## Исходный текст
Франсуа Мориак - He покоряться ночи... Художественная публицистика
И все же — внимание! Пусть литераторы не пользуются никаким влиянием на массы — они все равно уходят корнями в толщу народа. Достаточно самому происходить из крестьян или буржуа и жить в гуще деревенской или городской жизни, чтобы отдавать себе в этом отчет и питаться у истоков ее теми соками, которыми напоены проза наших романистов и стихи наших поэтов. Правда, цветы и плоды этих мощных дерев, взрастающих на почве деревенского и городского быта, услаждают обоняние и вкус лишь немногим и никогда не воздействовали на движение идей, определяющих политику нации.
В нашем отечестве это тем более верно потому, что литература здесь всегда резко отделена от практической политики, ориентированной на систему выборов. Вмешиваться в нее означает для французского писателя сражаться за отвлеченные принципы, которые так же смешны нашим чередующимся у власти государственным мужам, как их давно забытый первый портфель. Разве влияние писателя простиралось когда-нибудь на министерские кабинеты? В Палате талант Барреса лишь воздвигал вокруг него китайскую стену: стекляшки там неизбежно затмевают бриллиант.
Конечно, следовало бы подробно оговорить пример Шарля Морраса и Бенвиля, оказавших глубокое воздействие даже на тех, против кого они боролись с такой страстной последовательностью; не мешало бы вспомнить и о проникновении литераторов на Кэ д'Орсе во времена правления Филиппа Бертело *. Но за исключением двух этих случаев, связи между искусством и мыслью, с одной стороны, и государственными делами, с другой, во Франции не было. Хотя наших парламентариев неграмотными не назовешь и многие из них окончили высшие школы, карьера удавалась им лишь в той степени, в какой они отказывались от бескорыстного служения философии: для французского интеллектуала вступление на политическую арену неизменно сопровождалось отказом от литературной деятельности, и образованные министры, пытавшиеся вернуться к ней в промежутке между двумя портфелями, не оставили нам ничего, кроме книг, где болтовня перемешана с политической демагогией.

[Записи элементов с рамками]
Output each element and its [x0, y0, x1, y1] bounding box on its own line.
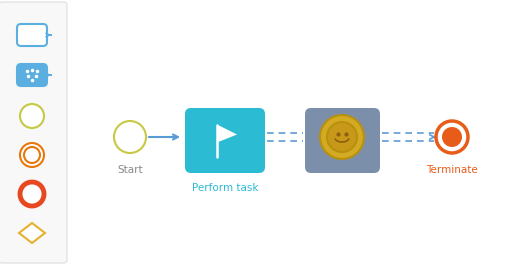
- FancyBboxPatch shape: [0, 2, 67, 263]
- Circle shape: [320, 115, 364, 159]
- FancyBboxPatch shape: [17, 64, 47, 86]
- Text: Terminate: Terminate: [426, 165, 478, 175]
- Text: Start: Start: [117, 165, 143, 175]
- Circle shape: [24, 147, 40, 163]
- Circle shape: [20, 143, 44, 167]
- Circle shape: [327, 122, 357, 152]
- Polygon shape: [217, 124, 237, 143]
- Circle shape: [114, 121, 146, 153]
- FancyBboxPatch shape: [305, 108, 380, 173]
- Circle shape: [442, 127, 462, 147]
- Text: Perform task: Perform task: [192, 183, 258, 193]
- Circle shape: [20, 104, 44, 128]
- Circle shape: [20, 182, 44, 206]
- Circle shape: [436, 121, 468, 153]
- FancyBboxPatch shape: [185, 108, 265, 173]
- Polygon shape: [19, 223, 45, 243]
- FancyBboxPatch shape: [17, 24, 47, 46]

## Инструкция к заданию
Дословно перепишите фрагмент текста о писателях и политике между «Франсуа Мориак - He» и «определяющих политику нации.» включительно.

## Ответ ниже
Франсуа Мориак - He покоряться ночи... Художественная публицистика
И все же — внимание! Пусть литераторы не пользуются никаким влиянием на массы — они все равно уходят корнями в толщу народа. Достаточно самому происходить из крестьян или буржуа и жить в гуще деревенской или городской жизни, чтобы отдавать себе в этом отчет и питаться у истоков ее теми соками, которыми напоены проза наших романистов и стихи наших поэтов. Правда, цветы и плоды этих мощных дерев, взрастающих на почве деревенского и городского быта, услаждают обоняние и вкус лишь немногим и никогда не воздействовали на движение идей, определяющих политику нации.